[BEGIN Dataset]
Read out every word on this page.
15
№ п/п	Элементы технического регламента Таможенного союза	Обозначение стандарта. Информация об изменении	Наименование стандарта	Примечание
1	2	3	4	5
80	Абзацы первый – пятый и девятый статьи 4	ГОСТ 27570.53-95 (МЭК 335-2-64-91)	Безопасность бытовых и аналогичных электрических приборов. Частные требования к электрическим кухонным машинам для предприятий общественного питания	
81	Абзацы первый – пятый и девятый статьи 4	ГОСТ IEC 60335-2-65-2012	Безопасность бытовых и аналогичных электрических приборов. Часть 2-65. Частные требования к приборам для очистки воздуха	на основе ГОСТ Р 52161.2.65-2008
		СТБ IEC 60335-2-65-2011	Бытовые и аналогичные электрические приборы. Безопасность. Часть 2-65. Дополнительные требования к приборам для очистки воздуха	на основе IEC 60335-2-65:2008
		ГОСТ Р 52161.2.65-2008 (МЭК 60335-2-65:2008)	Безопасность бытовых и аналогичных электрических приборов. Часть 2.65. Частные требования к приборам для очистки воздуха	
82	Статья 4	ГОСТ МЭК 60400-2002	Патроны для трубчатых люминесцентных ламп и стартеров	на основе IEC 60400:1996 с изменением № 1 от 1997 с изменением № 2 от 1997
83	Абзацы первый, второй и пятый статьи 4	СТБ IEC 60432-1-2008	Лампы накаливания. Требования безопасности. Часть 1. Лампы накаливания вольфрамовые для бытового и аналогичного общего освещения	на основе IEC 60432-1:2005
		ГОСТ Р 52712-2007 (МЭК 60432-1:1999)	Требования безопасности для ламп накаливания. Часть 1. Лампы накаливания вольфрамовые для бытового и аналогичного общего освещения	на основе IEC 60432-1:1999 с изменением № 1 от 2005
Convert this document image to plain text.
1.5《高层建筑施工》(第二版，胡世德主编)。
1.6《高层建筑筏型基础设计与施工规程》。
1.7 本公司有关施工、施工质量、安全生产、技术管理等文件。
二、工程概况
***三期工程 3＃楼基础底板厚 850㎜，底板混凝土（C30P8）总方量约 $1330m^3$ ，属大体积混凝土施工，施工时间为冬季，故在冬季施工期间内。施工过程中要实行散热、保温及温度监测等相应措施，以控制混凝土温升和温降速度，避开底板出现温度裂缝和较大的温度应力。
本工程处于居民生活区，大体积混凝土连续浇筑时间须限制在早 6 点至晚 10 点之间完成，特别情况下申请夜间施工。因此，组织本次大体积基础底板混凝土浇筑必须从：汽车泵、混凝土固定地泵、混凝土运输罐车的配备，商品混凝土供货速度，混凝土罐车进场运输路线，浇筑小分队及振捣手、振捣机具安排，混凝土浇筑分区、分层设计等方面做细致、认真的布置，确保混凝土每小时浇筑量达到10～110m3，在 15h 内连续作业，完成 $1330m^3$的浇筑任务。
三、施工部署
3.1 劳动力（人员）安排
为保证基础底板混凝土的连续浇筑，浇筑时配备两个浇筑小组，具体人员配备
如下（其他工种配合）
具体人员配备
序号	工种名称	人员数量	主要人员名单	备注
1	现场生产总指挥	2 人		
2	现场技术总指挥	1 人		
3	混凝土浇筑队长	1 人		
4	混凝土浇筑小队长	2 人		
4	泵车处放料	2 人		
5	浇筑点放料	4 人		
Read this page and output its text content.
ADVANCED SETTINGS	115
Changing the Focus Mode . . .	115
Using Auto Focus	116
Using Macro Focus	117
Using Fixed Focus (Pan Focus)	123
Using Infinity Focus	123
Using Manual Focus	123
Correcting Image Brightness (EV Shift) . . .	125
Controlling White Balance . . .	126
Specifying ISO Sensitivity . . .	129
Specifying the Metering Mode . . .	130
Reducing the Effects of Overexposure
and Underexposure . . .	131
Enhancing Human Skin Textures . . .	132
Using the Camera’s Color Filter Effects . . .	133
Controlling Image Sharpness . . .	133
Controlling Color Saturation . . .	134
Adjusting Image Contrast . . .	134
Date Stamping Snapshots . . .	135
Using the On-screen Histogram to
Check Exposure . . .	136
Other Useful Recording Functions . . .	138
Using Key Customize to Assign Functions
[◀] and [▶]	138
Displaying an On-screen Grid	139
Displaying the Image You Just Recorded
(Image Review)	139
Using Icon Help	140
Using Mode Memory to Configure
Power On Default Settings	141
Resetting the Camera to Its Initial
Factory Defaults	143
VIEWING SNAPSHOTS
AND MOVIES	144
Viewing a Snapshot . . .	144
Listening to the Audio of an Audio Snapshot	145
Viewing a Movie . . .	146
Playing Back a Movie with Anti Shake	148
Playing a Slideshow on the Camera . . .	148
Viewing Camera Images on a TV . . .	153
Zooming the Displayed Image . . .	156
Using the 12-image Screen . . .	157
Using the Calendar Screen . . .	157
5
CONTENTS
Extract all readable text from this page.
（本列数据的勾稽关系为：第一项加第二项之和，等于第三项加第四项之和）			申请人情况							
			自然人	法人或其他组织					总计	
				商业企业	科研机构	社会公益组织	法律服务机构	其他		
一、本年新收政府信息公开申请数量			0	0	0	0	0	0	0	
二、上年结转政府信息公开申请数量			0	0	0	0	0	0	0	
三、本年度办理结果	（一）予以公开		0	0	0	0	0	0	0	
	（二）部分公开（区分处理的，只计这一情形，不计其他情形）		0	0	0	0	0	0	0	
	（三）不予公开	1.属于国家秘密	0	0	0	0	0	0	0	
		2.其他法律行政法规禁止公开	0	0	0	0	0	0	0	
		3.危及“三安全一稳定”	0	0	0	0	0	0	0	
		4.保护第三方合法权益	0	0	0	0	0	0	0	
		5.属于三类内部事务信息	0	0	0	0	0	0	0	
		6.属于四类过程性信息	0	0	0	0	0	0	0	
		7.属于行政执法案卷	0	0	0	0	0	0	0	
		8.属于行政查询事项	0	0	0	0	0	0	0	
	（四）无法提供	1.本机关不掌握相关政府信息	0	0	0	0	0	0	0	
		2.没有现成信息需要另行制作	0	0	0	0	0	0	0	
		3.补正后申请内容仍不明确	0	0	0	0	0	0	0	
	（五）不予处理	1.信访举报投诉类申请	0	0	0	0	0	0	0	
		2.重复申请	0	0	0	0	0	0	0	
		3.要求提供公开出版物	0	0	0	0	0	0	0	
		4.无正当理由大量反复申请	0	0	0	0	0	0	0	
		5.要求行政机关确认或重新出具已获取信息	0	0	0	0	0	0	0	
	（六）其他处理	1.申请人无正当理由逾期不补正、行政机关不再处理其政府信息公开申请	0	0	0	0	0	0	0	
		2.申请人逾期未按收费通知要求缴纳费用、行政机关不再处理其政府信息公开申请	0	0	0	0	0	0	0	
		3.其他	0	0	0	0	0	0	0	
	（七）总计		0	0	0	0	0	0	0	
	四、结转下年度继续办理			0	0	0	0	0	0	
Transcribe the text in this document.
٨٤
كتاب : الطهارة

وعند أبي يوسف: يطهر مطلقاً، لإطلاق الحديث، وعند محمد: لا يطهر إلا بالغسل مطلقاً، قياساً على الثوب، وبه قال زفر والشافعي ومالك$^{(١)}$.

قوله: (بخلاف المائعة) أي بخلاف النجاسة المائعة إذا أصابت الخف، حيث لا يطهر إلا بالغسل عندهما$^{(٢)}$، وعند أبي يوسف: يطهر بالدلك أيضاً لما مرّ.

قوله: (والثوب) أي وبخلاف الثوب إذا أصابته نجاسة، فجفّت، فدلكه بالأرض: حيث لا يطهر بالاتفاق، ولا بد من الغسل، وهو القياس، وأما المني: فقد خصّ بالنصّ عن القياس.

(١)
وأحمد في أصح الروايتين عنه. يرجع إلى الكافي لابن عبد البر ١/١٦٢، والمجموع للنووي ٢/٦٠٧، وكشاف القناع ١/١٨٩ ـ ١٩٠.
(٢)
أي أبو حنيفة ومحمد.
[END Dataset]
Given exercise »
Repeat exactly, and only, the lines of the records above, starting with the line that contains "Transcribe the text in this document." and ending with the final line, both included.

Written answer »
Transcribe the text in this document.
٨٤
كتاب : الطهارة

وعند أبي يوسف: يطهر مطلقاً، لإطلاق الحديث، وعند محمد: لا يطهر إلا بالغسل مطلقاً، قياساً على الثوب، وبه قال زفر والشافعي ومالك$^{(١)}$.

قوله: (بخلاف المائعة) أي بخلاف النجاسة المائعة إذا أصابت الخف، حيث لا يطهر إلا بالغسل عندهما$^{(٢)}$، وعند أبي يوسف: يطهر بالدلك أيضاً لما مرّ.

قوله: (والثوب) أي وبخلاف الثوب إذا أصابته نجاسة، فجفّت، فدلكه بالأرض: حيث لا يطهر بالاتفاق، ولا بد من الغسل، وهو القياس، وأما المني: فقد خصّ بالنصّ عن القياس.

(١)
وأحمد في أصح الروايتين عنه. يرجع إلى الكافي لابن عبد البر ١/١٦٢، والمجموع للنووي ٢/٦٠٧، وكشاف القناع ١/١٨٩ ـ ١٩٠.
(٢)
أي أبو حنيفة ومحمد.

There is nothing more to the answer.